* TASK INSTRUCTIONS *
Pictures do not belong in the copy; restate the records below word for word.

--- start of EXERCISE INPUT ---

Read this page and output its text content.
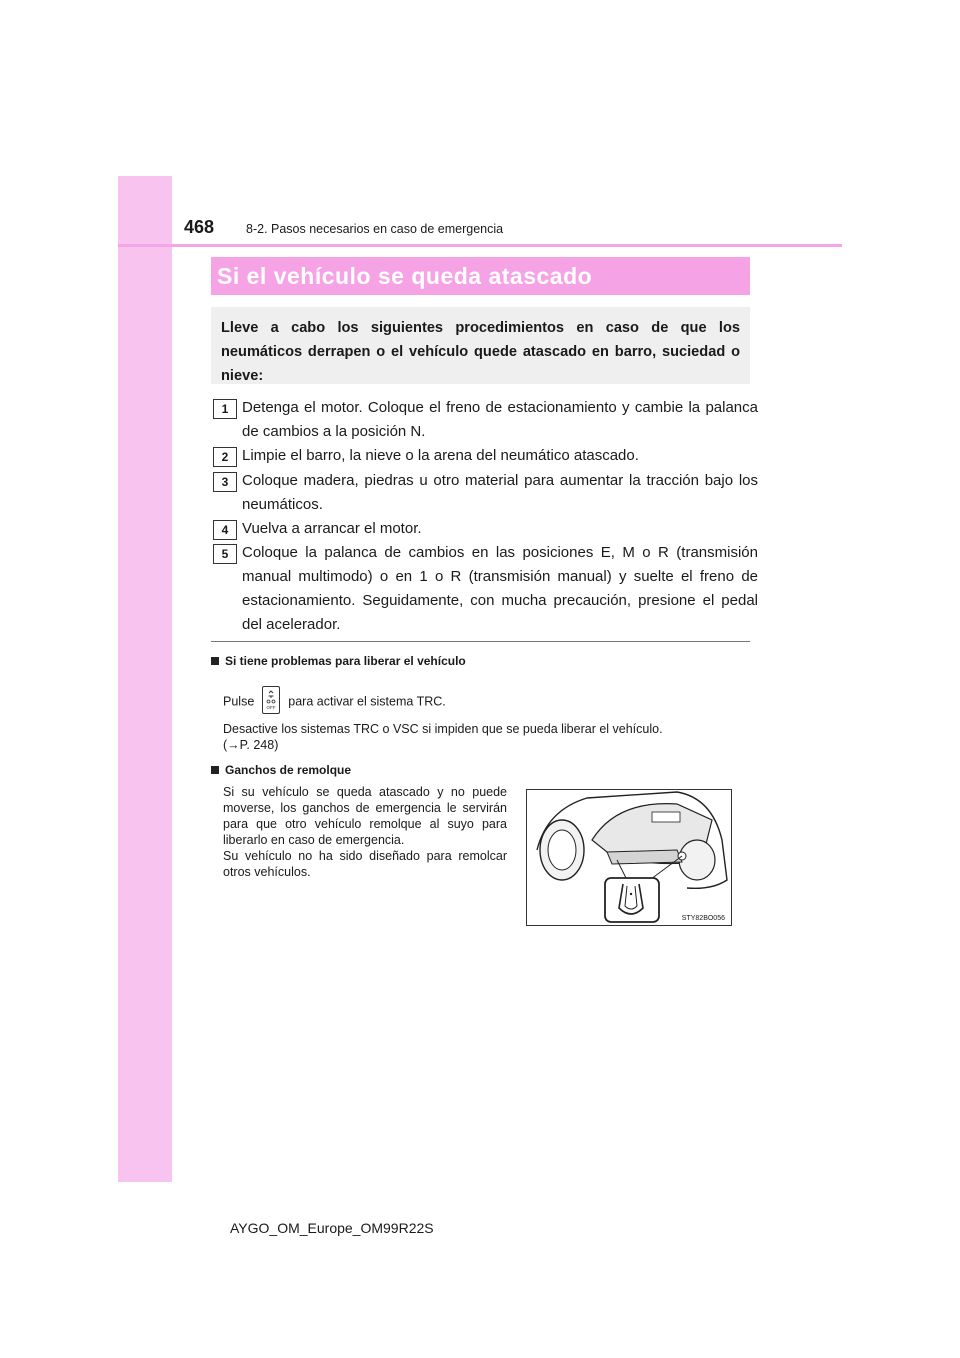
468	8-2. Pasos necesarios en caso de emergencia
Si el vehículo se queda atascado
Lleve a cabo los siguientes procedimientos en caso de que los neumáticos derrapen o el vehículo quede atascado en barro, suciedad o nieve:
1 Detenga el motor. Coloque el freno de estacionamiento y cambie la palanca de cambios a la posición N.
2 Limpie el barro, la nieve o la arena del neumático atascado.
3 Coloque madera, piedras u otro material para aumentar la tracción bajo los neumáticos.
4 Vuelva a arrancar el motor.
5 Coloque la palanca de cambios en las posiciones E, M o R (transmisión manual multimodo) o en 1 o R (transmisión manual) y suelte el freno de estacionamiento. Seguidamente, con mucha precaución, presione el pedal del acelerador.
Si tiene problemas para liberar el vehículo
Pulse	OFF para activar el sistema TRC.
Desactive los sistemas TRC o VSC si impiden que se pueda liberar el vehículo.
(→P. 248)
Ganchos de remolque
Si su vehículo se queda atascado y no puede moverse, los ganchos de emergencia le servirán para que otro vehículo remolque al suyo para liberarlo en caso de emergencia.
Su vehículo no ha sido diseñado para remolcar otros vehículos.
STY82BO056
AYGO_OM_Europe_OM99R22S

--- end of EXERCISE INPUT ---

* THE OUTPUT *
Read this page and output its text content.
468	8-2. Pasos necesarios en caso de emergencia
Si el vehículo se queda atascado
Lleve a cabo los siguientes procedimientos en caso de que los neumáticos derrapen o el vehículo quede atascado en barro, suciedad o nieve:
1 Detenga el motor. Coloque el freno de estacionamiento y cambie la palanca de cambios a la posición N.
2 Limpie el barro, la nieve o la arena del neumático atascado.
3 Coloque madera, piedras u otro material para aumentar la tracción bajo los neumáticos.
4 Vuelva a arrancar el motor.
5 Coloque la palanca de cambios en las posiciones E, M o R (transmisión manual multimodo) o en 1 o R (transmisión manual) y suelte el freno de estacionamiento. Seguidamente, con mucha precaución, presione el pedal del acelerador.
Si tiene problemas para liberar el vehículo
Pulse	OFF para activar el sistema TRC.
Desactive los sistemas TRC o VSC si impiden que se pueda liberar el vehículo.
(→P. 248)
Ganchos de remolque
Si su vehículo se queda atascado y no puede moverse, los ganchos de emergencia le servirán para que otro vehículo remolque al suyo para liberarlo en caso de emergencia.
Su vehículo no ha sido diseñado para remolcar otros vehículos.
STY82BO056
AYGO_OM_Europe_OM99R22S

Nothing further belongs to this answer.